## WHAT TO DO
Return all of the entries exactly as written.

Dataset items:
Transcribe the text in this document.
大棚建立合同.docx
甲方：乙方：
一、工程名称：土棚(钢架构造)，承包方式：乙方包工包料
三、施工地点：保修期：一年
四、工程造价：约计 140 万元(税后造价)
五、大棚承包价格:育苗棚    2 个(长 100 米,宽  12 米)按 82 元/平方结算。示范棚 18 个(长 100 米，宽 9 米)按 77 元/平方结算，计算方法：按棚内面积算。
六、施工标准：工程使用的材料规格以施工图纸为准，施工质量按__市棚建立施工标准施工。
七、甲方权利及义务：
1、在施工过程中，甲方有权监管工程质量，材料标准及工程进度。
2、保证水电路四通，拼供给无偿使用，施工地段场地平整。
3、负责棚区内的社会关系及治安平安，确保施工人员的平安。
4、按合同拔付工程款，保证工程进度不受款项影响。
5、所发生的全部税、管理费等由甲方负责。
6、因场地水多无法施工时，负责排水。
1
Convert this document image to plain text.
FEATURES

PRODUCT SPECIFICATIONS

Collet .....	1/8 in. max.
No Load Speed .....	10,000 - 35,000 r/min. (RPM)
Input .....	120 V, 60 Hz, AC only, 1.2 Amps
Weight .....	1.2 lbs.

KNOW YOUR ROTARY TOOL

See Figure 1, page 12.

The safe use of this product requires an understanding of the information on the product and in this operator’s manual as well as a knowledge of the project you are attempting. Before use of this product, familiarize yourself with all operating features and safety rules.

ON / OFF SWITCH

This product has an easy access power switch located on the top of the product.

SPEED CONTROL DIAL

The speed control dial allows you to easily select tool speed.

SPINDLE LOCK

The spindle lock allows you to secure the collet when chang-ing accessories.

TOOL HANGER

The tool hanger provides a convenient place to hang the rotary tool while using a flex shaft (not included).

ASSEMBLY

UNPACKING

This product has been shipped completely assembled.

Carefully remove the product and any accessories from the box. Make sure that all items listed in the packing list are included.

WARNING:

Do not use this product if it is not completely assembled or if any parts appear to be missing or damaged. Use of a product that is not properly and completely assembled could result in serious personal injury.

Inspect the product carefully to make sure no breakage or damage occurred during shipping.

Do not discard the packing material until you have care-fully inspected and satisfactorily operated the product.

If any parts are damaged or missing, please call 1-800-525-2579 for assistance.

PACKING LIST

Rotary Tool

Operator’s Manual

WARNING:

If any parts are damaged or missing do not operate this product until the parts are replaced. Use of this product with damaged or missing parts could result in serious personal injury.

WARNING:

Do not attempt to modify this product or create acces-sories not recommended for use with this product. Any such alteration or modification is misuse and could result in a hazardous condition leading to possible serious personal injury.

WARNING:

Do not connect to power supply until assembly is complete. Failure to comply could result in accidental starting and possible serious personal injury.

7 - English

## THE SOLUTION
Transcribe the text in this document.
大棚建立合同.docx
甲方：乙方：
一、工程名称：土棚(钢架构造)，承包方式：乙方包工包料
三、施工地点：保修期：一年
四、工程造价：约计 140 万元(税后造价)
五、大棚承包价格:育苗棚    2 个(长 100 米,宽  12 米)按 82 元/平方结算。示范棚 18 个(长 100 米，宽 9 米)按 77 元/平方结算，计算方法：按棚内面积算。
六、施工标准：工程使用的材料规格以施工图纸为准，施工质量按__市棚建立施工标准施工。
七、甲方权利及义务：
1、在施工过程中，甲方有权监管工程质量，材料标准及工程进度。
2、保证水电路四通，拼供给无偿使用，施工地段场地平整。
3、负责棚区内的社会关系及治安平安，确保施工人员的平安。
4、按合同拔付工程款，保证工程进度不受款项影响。
5、所发生的全部税、管理费等由甲方负责。
6、因场地水多无法施工时，负责排水。
1
Convert this document image to plain text.
FEATURES

PRODUCT SPECIFICATIONS

Collet .....	1/8 in. max.
No Load Speed .....	10,000 - 35,000 r/min. (RPM)
Input .....	120 V, 60 Hz, AC only, 1.2 Amps
Weight .....	1.2 lbs.

KNOW YOUR ROTARY TOOL

See Figure 1, page 12.

The safe use of this product requires an understanding of the information on the product and in this operator’s manual as well as a knowledge of the project you are attempting. Before use of this product, familiarize yourself with all operating features and safety rules.

ON / OFF SWITCH

This product has an easy access power switch located on the top of the product.

SPEED CONTROL DIAL

The speed control dial allows you to easily select tool speed.

SPINDLE LOCK

The spindle lock allows you to secure the collet when chang-ing accessories.

TOOL HANGER

The tool hanger provides a convenient place to hang the rotary tool while using a flex shaft (not included).

ASSEMBLY

UNPACKING

This product has been shipped completely assembled.

Carefully remove the product and any accessories from the box. Make sure that all items listed in the packing list are included.

WARNING:

Do not use this product if it is not completely assembled or if any parts appear to be missing or damaged. Use of a product that is not properly and completely assembled could result in serious personal injury.

Inspect the product carefully to make sure no breakage or damage occurred during shipping.

Do not discard the packing material until you have care-fully inspected and satisfactorily operated the product.

If any parts are damaged or missing, please call 1-800-525-2579 for assistance.

PACKING LIST

Rotary Tool

Operator’s Manual

WARNING:

If any parts are damaged or missing do not operate this product until the parts are replaced. Use of this product with damaged or missing parts could result in serious personal injury.

WARNING:

Do not attempt to modify this product or create acces-sories not recommended for use with this product. Any such alteration or modification is misuse and could result in a hazardous condition leading to possible serious personal injury.

WARNING:

Do not connect to power supply until assembly is complete. Failure to comply could result in accidental starting and possible serious personal injury.

7 - English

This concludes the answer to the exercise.